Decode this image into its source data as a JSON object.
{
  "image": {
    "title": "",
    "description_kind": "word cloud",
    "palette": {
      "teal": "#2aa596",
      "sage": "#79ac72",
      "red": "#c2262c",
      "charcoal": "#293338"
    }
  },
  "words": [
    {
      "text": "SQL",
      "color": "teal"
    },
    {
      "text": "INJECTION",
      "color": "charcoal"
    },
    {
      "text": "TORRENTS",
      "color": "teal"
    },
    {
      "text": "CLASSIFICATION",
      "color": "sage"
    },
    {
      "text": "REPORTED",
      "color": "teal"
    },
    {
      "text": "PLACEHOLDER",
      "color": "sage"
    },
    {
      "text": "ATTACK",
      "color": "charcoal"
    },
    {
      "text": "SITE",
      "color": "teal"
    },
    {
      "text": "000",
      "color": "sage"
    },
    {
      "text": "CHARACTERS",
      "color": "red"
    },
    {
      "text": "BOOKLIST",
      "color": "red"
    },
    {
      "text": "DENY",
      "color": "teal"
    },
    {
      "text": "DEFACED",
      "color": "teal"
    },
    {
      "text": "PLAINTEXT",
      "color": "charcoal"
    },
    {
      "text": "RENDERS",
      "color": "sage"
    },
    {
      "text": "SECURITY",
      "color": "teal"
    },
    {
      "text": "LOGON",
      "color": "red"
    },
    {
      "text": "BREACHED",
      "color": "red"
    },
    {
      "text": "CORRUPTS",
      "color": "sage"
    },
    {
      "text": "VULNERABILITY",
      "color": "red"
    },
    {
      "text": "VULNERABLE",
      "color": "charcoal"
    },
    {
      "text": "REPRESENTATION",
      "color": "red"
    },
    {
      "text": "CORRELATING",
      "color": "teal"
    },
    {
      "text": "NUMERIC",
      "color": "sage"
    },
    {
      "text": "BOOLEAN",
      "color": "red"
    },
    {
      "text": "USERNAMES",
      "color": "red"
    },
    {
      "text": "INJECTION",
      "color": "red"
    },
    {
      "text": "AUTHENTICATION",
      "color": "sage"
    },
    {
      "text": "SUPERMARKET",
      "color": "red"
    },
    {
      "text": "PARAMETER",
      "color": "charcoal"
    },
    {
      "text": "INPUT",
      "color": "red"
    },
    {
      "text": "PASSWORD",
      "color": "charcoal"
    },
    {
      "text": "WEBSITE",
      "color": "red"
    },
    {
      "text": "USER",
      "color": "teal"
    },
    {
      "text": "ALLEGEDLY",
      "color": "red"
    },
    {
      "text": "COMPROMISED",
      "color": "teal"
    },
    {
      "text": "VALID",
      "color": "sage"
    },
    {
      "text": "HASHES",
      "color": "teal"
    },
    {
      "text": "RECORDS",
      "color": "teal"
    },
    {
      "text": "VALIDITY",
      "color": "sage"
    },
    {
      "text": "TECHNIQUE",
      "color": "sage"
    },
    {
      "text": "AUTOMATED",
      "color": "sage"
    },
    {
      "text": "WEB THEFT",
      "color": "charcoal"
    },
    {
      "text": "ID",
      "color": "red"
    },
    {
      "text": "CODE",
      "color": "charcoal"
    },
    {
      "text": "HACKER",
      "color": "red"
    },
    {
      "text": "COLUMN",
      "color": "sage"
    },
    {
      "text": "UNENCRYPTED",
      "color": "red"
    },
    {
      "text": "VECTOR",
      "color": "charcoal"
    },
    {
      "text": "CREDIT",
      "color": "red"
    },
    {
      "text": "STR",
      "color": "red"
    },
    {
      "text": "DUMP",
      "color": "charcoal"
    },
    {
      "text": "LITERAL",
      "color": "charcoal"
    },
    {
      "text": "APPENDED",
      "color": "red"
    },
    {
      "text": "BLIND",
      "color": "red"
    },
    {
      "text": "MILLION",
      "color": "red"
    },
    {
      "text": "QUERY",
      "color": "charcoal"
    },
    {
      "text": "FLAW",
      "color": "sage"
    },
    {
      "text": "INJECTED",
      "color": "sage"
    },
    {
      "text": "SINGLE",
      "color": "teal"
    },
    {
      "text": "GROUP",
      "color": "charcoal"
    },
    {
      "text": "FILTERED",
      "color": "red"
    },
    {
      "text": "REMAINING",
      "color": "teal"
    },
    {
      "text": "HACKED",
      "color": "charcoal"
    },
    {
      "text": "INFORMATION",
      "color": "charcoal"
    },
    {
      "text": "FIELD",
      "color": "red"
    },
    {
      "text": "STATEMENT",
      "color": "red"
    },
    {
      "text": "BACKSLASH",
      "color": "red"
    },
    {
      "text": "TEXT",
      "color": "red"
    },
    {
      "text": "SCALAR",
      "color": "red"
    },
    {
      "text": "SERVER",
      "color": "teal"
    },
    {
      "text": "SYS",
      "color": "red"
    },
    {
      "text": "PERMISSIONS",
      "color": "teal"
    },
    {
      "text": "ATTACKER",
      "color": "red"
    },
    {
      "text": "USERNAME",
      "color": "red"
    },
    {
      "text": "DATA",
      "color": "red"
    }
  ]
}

:::

◆ **What to do**: Output all of the data again. Match it exactly.

◆ **Exercise output**:
Decode this image into its source data as a JSON object.
{
  "image": {
    "title": "",
    "description_kind": "word cloud",
    "palette": {
      "teal": "#2aa596",
      "sage": "#79ac72",
      "red": "#c2262c",
      "charcoal": "#293338"
    }
  },
  "words": [
    {
      "text": "SQL",
      "color": "teal"
    },
    {
      "text": "INJECTION",
      "color": "charcoal"
    },
    {
      "text": "TORRENTS",
      "color": "teal"
    },
    {
      "text": "CLASSIFICATION",
      "color": "sage"
    },
    {
      "text": "REPORTED",
      "color": "teal"
    },
    {
      "text": "PLACEHOLDER",
      "color": "sage"
    },
    {
      "text": "ATTACK",
      "color": "charcoal"
    },
    {
      "text": "SITE",
      "color": "teal"
    },
    {
      "text": "000",
      "color": "sage"
    },
    {
      "text": "CHARACTERS",
      "color": "red"
    },
    {
      "text": "BOOKLIST",
      "color": "red"
    },
    {
      "text": "DENY",
      "color": "teal"
    },
    {
      "text": "DEFACED",
      "color": "teal"
    },
    {
      "text": "PLAINTEXT",
      "color": "charcoal"
    },
    {
      "text": "RENDERS",
      "color": "sage"
    },
    {
      "text": "SECURITY",
      "color": "teal"
    },
    {
      "text": "LOGON",
      "color": "red"
    },
    {
      "text": "BREACHED",
      "color": "red"
    },
    {
      "text": "CORRUPTS",
      "color": "sage"
    },
    {
      "text": "VULNERABILITY",
      "color": "red"
    },
    {
      "text": "VULNERABLE",
      "color": "charcoal"
    },
    {
      "text": "REPRESENTATION",
      "color": "red"
    },
    {
      "text": "CORRELATING",
      "color": "teal"
    },
    {
      "text": "NUMERIC",
      "color": "sage"
    },
    {
      "text": "BOOLEAN",
      "color": "red"
    },
    {
      "text": "USERNAMES",
      "color": "red"
    },
    {
      "text": "INJECTION",
      "color": "red"
    },
    {
      "text": "AUTHENTICATION",
      "color": "sage"
    },
    {
      "text": "SUPERMARKET",
      "color": "red"
    },
    {
      "text": "PARAMETER",
      "color": "charcoal"
    },
    {
      "text": "INPUT",
      "color": "red"
    },
    {
      "text": "PASSWORD",
      "color": "charcoal"
    },
    {
      "text": "WEBSITE",
      "color": "red"
    },
    {
      "text": "USER",
      "color": "teal"
    },
    {
      "text": "ALLEGEDLY",
      "color": "red"
    },
    {
      "text": "COMPROMISED",
      "color": "teal"
    },
    {
      "text": "VALID",
      "color": "sage"
    },
    {
      "text": "HASHES",
      "color": "teal"
    },
    {
      "text": "RECORDS",
      "color": "teal"
    },
    {
      "text": "VALIDITY",
      "color": "sage"
    },
    {
      "text": "TECHNIQUE",
      "color": "sage"
    },
    {
      "text": "AUTOMATED",
      "color": "sage"
    },
    {
      "text": "WEB THEFT",
      "color": "charcoal"
    },
    {
      "text": "ID",
      "color": "red"
    },
    {
      "text": "CODE",
      "color": "charcoal"
    },
    {
      "text": "HACKER",
      "color": "red"
    },
    {
      "text": "COLUMN",
      "color": "sage"
    },
    {
      "text": "UNENCRYPTED",
      "color": "red"
    },
    {
      "text": "VECTOR",
      "color": "charcoal"
    },
    {
      "text": "CREDIT",
      "color": "red"
    },
    {
      "text": "STR",
      "color": "red"
    },
    {
      "text": "DUMP",
      "color": "charcoal"
    },
    {
      "text": "LITERAL",
      "color": "charcoal"
    },
    {
      "text": "APPENDED",
      "color": "red"
    },
    {
      "text": "BLIND",
      "color": "red"
    },
    {
      "text": "MILLION",
      "color": "red"
    },
    {
      "text": "QUERY",
      "color": "charcoal"
    },
    {
      "text": "FLAW",
      "color": "sage"
    },
    {
      "text": "INJECTED",
      "color": "sage"
    },
    {
      "text": "SINGLE",
      "color": "teal"
    },
    {
      "text": "GROUP",
      "color": "charcoal"
    },
    {
      "text": "FILTERED",
      "color": "red"
    },
    {
      "text": "REMAINING",
      "color": "teal"
    },
    {
      "text": "HACKED",
      "color": "charcoal"
    },
    {
      "text": "INFORMATION",
      "color": "charcoal"
    },
    {
      "text": "FIELD",
      "color": "red"
    },
    {
      "text": "STATEMENT",
      "color": "red"
    },
    {
      "text": "BACKSLASH",
      "color": "red"
    },
    {
      "text": "TEXT",
      "color": "red"
    },
    {
      "text": "SCALAR",
      "color": "red"
    },
    {
      "text": "SERVER",
      "color": "teal"
    },
    {
      "text": "SYS",
      "color": "red"
    },
    {
      "text": "PERMISSIONS",
      "color": "teal"
    },
    {
      "text": "ATTACKER",
      "color": "red"
    },
    {
      "text": "USERNAME",
      "color": "red"
    },
    {
      "text": "DATA",
      "color": "red"
    }
  ]
}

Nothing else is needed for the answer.